### Short task
Select from the data all lines with the word "That".

### Entries supplied
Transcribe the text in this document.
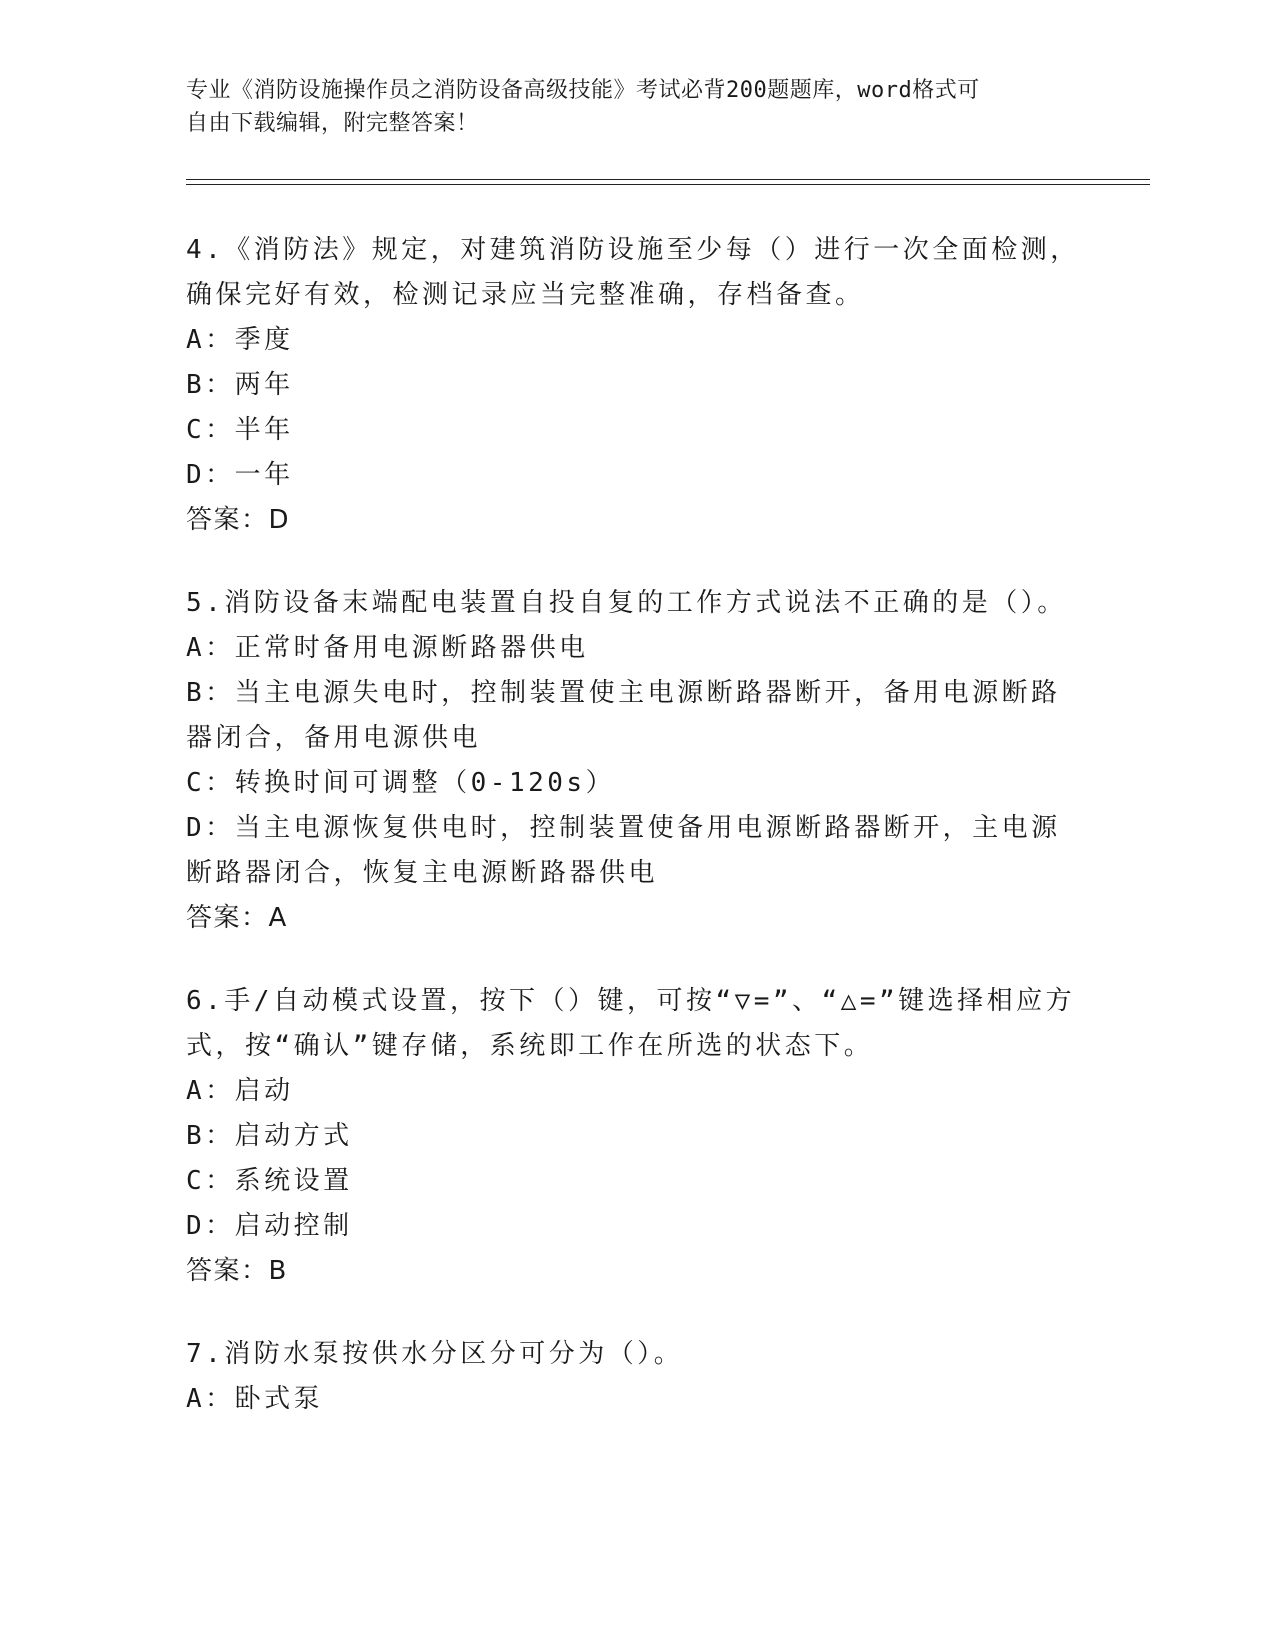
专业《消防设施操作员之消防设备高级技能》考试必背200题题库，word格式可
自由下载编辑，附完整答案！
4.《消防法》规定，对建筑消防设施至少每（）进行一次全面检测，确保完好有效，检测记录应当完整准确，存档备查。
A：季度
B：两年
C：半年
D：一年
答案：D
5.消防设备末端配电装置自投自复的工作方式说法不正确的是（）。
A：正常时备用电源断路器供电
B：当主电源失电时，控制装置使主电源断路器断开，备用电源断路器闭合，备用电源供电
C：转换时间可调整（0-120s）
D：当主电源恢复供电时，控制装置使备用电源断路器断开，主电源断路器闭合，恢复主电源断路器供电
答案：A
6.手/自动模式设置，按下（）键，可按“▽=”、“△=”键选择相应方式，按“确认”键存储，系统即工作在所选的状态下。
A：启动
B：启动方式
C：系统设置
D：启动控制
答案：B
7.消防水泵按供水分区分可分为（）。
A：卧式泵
==
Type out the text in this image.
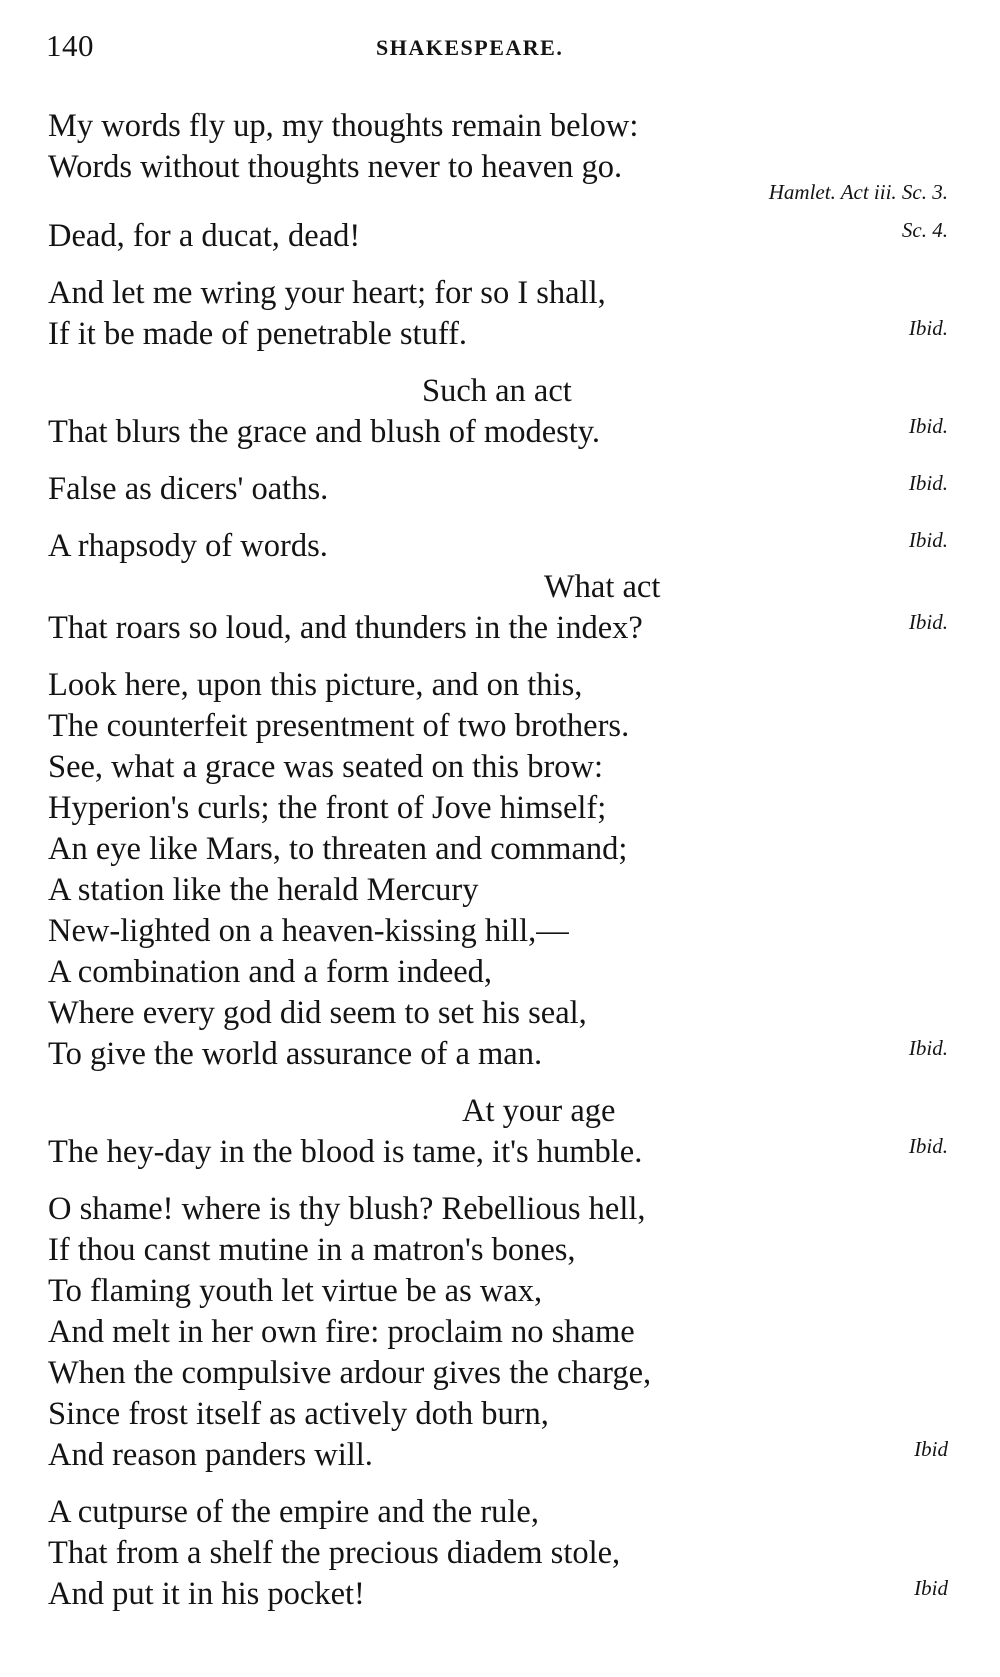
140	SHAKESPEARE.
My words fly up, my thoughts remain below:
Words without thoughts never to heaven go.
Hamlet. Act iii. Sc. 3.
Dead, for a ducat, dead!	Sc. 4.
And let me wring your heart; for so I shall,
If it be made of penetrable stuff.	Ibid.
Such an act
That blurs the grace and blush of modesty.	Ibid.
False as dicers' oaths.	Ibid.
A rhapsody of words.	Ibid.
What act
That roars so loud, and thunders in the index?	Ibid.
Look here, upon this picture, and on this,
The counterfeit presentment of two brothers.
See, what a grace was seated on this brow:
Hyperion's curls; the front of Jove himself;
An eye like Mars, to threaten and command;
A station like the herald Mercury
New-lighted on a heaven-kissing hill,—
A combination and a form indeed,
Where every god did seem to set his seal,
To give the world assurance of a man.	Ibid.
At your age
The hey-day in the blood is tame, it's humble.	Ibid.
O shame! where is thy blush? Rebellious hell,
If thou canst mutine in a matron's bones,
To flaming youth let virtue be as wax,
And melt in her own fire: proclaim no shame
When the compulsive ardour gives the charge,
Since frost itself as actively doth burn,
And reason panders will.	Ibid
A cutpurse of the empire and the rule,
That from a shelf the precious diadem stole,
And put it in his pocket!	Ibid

### Solved problem
That blurs the grace and blush of modesty.	Ibid.
That roars so loud, and thunders in the index?	Ibid.
That from a shelf the precious diadem stole,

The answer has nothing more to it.